_Required task_
Below are some records. Copy every line in them that holds "name".

_Given entries_
####

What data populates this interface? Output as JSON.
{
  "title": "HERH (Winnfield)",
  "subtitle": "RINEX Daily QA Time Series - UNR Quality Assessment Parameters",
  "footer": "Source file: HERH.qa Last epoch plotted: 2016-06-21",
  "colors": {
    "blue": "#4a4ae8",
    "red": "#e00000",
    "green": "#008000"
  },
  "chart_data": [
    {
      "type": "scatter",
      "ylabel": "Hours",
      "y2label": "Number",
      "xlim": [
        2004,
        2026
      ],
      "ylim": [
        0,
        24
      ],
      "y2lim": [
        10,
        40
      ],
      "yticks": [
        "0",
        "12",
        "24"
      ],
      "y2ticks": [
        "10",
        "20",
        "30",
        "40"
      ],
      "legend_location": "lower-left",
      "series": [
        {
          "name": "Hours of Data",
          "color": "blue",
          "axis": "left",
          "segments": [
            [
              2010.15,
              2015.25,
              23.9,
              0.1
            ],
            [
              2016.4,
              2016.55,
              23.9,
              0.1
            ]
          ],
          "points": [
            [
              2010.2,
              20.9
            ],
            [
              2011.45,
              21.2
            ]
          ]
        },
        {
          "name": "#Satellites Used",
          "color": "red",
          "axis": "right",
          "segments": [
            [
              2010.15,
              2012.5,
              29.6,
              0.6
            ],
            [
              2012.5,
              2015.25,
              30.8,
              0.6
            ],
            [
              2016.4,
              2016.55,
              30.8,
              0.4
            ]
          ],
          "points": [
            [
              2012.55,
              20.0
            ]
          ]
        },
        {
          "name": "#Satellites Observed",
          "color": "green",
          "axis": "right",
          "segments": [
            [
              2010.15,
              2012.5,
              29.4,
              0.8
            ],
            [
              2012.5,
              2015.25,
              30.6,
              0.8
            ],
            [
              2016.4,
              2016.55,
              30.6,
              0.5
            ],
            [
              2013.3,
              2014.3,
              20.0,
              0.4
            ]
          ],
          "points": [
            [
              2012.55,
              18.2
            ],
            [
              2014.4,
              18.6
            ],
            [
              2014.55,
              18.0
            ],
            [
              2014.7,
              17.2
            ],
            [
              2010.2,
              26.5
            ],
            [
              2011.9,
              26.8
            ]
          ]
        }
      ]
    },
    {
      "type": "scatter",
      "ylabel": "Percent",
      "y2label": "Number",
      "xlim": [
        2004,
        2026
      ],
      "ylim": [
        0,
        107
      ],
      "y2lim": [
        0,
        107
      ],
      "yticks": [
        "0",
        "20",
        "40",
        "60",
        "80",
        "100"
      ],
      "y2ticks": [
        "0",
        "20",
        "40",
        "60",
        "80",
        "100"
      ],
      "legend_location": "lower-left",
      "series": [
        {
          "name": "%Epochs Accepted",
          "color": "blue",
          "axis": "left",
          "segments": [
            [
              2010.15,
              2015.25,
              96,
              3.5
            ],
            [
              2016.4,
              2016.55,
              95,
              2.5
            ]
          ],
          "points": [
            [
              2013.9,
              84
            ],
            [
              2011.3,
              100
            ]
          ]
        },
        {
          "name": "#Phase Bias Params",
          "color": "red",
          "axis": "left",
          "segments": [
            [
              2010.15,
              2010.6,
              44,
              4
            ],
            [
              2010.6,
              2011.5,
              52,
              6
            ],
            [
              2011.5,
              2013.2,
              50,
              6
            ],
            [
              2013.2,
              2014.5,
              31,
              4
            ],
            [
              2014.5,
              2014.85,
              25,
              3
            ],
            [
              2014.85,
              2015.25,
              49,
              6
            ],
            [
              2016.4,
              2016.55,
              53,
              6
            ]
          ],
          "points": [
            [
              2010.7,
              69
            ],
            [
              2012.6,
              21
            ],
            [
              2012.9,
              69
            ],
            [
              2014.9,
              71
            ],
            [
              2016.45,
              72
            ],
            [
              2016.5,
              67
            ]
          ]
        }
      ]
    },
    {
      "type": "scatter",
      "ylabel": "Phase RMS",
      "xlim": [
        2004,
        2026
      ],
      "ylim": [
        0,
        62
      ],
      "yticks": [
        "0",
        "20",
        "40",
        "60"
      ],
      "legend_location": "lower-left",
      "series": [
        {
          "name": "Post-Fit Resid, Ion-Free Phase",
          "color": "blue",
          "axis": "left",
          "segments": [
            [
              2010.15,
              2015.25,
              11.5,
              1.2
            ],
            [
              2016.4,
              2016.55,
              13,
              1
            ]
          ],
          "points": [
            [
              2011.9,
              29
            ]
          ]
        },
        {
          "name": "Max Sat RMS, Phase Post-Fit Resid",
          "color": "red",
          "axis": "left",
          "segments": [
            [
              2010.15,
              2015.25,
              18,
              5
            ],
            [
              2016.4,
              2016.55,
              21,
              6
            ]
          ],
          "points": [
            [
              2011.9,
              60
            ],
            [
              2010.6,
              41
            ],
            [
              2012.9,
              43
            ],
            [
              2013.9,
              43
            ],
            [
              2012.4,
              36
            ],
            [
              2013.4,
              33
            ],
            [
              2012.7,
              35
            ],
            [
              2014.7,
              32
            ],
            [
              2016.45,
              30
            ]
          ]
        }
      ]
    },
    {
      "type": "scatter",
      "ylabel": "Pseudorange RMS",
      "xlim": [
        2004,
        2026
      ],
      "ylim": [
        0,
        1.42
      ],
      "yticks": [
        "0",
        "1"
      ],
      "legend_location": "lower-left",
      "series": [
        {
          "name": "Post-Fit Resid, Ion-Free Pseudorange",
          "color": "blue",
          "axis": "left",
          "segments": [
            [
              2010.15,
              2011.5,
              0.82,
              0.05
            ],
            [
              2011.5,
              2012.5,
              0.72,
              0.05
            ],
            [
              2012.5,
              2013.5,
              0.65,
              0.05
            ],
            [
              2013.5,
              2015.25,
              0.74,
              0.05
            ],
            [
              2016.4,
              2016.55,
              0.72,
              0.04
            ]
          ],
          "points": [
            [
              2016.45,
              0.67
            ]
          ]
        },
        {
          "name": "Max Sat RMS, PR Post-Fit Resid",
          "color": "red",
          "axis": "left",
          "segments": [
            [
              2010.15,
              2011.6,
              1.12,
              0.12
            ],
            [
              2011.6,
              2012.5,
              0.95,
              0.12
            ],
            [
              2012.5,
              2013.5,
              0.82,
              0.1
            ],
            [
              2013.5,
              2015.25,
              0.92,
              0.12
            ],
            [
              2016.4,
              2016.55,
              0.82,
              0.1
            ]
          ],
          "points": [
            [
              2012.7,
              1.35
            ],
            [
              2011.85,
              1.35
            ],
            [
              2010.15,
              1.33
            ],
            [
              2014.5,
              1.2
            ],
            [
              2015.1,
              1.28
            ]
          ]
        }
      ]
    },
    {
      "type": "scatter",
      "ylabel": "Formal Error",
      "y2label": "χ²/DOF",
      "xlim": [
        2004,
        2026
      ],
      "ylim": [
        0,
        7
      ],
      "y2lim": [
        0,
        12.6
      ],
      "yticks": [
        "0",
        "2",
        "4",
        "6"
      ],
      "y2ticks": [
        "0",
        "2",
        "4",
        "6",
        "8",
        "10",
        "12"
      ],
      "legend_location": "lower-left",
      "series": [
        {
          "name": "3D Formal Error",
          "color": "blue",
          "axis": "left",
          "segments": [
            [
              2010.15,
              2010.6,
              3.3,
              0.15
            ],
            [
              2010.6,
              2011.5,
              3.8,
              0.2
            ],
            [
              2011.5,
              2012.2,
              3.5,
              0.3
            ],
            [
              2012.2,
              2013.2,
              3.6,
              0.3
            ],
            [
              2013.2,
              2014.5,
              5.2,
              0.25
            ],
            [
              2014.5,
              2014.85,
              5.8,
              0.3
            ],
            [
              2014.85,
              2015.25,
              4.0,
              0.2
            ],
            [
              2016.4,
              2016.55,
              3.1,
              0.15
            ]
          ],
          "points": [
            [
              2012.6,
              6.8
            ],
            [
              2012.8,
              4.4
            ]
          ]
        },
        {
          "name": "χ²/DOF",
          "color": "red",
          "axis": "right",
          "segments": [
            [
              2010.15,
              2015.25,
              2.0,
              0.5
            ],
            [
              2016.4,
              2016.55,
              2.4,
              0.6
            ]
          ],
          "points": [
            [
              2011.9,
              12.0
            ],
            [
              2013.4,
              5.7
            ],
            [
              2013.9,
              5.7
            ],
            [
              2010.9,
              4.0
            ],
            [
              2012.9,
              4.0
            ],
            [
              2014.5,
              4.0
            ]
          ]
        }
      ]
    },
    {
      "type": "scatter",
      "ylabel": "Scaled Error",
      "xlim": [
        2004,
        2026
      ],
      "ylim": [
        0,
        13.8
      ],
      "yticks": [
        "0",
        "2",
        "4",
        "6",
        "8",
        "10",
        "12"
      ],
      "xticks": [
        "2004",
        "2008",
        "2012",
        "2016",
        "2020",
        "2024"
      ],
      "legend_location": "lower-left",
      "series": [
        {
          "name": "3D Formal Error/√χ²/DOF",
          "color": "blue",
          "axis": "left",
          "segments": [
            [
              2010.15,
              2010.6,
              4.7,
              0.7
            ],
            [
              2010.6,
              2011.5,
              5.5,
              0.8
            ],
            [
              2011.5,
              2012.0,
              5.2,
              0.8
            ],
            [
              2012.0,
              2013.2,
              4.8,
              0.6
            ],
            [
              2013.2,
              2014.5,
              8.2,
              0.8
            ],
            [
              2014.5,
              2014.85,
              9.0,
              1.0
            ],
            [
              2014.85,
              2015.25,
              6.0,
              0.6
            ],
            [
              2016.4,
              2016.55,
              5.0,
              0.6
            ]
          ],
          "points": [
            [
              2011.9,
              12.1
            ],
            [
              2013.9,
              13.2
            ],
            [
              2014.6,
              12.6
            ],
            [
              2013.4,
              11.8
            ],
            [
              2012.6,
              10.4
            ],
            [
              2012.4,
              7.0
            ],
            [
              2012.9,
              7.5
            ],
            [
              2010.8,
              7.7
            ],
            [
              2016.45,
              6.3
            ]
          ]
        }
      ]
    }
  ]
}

####

_Task result_
          "name": "Hours of Data",
          "name": "#Satellites Used",
          "name": "#Satellites Observed",
          "name": "%Epochs Accepted",
          "name": "#Phase Bias Params",
          "name": "Post-Fit Resid, Ion-Free Phase",
          "name": "Max Sat RMS, Phase Post-Fit Resid",
          "name": "Post-Fit Resid, Ion-Free Pseudorange",
          "name": "Max Sat RMS, PR Post-Fit Resid",
          "name": "3D Formal Error",
          "name": "χ²/DOF",
          "name": "3D Formal Error/√χ²/DOF",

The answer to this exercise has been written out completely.